• _Supplied records_
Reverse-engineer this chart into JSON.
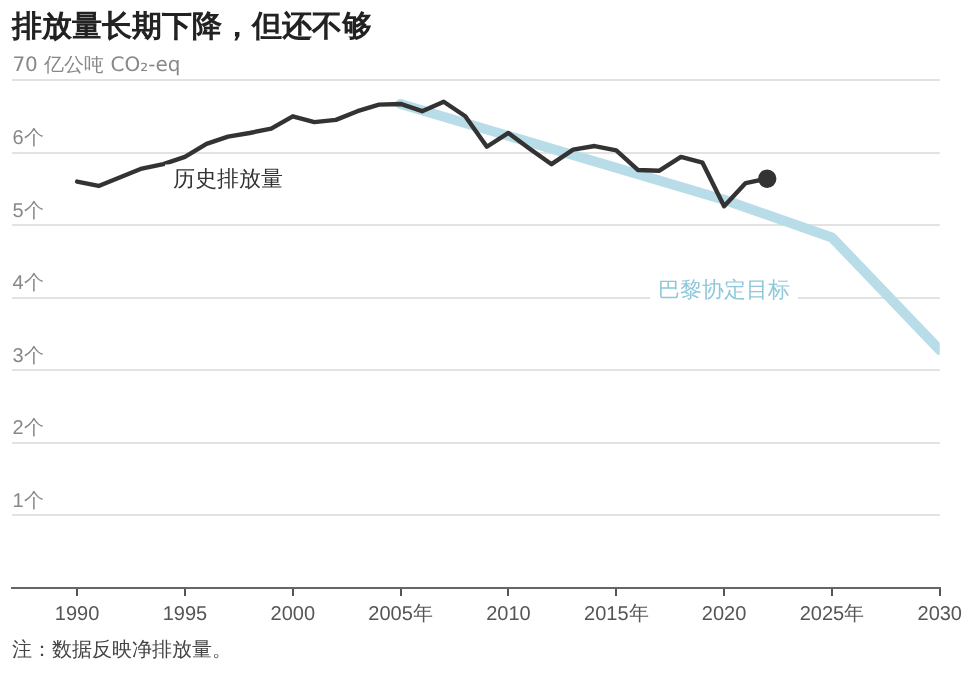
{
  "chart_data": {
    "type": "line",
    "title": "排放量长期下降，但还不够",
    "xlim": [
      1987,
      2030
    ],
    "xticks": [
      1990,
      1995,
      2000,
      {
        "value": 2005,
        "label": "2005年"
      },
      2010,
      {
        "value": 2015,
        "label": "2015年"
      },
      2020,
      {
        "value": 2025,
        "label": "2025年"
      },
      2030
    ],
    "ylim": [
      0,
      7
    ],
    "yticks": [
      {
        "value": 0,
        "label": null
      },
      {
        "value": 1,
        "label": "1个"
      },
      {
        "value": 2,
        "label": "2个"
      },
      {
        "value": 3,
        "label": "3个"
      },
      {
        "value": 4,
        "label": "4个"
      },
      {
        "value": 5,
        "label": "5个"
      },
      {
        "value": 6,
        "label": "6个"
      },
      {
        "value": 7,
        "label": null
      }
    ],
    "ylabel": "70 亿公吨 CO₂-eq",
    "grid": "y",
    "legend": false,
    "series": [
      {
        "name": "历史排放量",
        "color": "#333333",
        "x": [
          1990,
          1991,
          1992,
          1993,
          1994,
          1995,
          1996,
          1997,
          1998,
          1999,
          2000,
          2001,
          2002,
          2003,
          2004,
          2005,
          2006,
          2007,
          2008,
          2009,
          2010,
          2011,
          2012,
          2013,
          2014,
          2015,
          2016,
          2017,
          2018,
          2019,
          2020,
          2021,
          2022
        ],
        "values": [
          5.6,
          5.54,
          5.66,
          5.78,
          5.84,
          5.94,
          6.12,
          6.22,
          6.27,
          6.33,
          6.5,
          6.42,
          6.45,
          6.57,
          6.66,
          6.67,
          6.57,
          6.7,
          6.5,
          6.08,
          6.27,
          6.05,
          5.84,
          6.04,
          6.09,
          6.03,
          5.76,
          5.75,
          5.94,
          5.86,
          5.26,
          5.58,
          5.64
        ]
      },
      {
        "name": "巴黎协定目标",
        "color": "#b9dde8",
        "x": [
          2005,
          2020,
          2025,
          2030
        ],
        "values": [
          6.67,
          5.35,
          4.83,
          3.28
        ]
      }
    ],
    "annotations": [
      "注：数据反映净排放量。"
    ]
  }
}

• _Work instructions_
Copy the material above exactly and drop the pictures.

• _Exercise output_
Reverse-engineer this chart into JSON.
{
  "chart_data": {
    "type": "line",
    "title": "排放量长期下降，但还不够",
    "xlim": [
      1987,
      2030
    ],
    "xticks": [
      1990,
      1995,
      2000,
      {
        "value": 2005,
        "label": "2005年"
      },
      2010,
      {
        "value": 2015,
        "label": "2015年"
      },
      2020,
      {
        "value": 2025,
        "label": "2025年"
      },
      2030
    ],
    "ylim": [
      0,
      7
    ],
    "yticks": [
      {
        "value": 0,
        "label": null
      },
      {
        "value": 1,
        "label": "1个"
      },
      {
        "value": 2,
        "label": "2个"
      },
      {
        "value": 3,
        "label": "3个"
      },
      {
        "value": 4,
        "label": "4个"
      },
      {
        "value": 5,
        "label": "5个"
      },
      {
        "value": 6,
        "label": "6个"
      },
      {
        "value": 7,
        "label": null
      }
    ],
    "ylabel": "70 亿公吨 CO₂-eq",
    "grid": "y",
    "legend": false,
    "series": [
      {
        "name": "历史排放量",
        "color": "#333333",
        "x": [
          1990,
          1991,
          1992,
          1993,
          1994,
          1995,
          1996,
          1997,
          1998,
          1999,
          2000,
          2001,
          2002,
          2003,
          2004,
          2005,
          2006,
          2007,
          2008,
          2009,
          2010,
          2011,
          2012,
          2013,
          2014,
          2015,
          2016,
          2017,
          2018,
          2019,
          2020,
          2021,
          2022
        ],
        "values": [
          5.6,
          5.54,
          5.66,
          5.78,
          5.84,
          5.94,
          6.12,
          6.22,
          6.27,
          6.33,
          6.5,
          6.42,
          6.45,
          6.57,
          6.66,
          6.67,
          6.57,
          6.7,
          6.5,
          6.08,
          6.27,
          6.05,
          5.84,
          6.04,
          6.09,
          6.03,
          5.76,
          5.75,
          5.94,
          5.86,
          5.26,
          5.58,
          5.64
        ]
      },
      {
        "name": "巴黎协定目标",
        "color": "#b9dde8",
        "x": [
          2005,
          2020,
          2025,
          2030
        ],
        "values": [
          6.67,
          5.35,
          4.83,
          3.28
        ]
      }
    ],
    "annotations": [
      "注：数据反映净排放量。"
    ]
  }
}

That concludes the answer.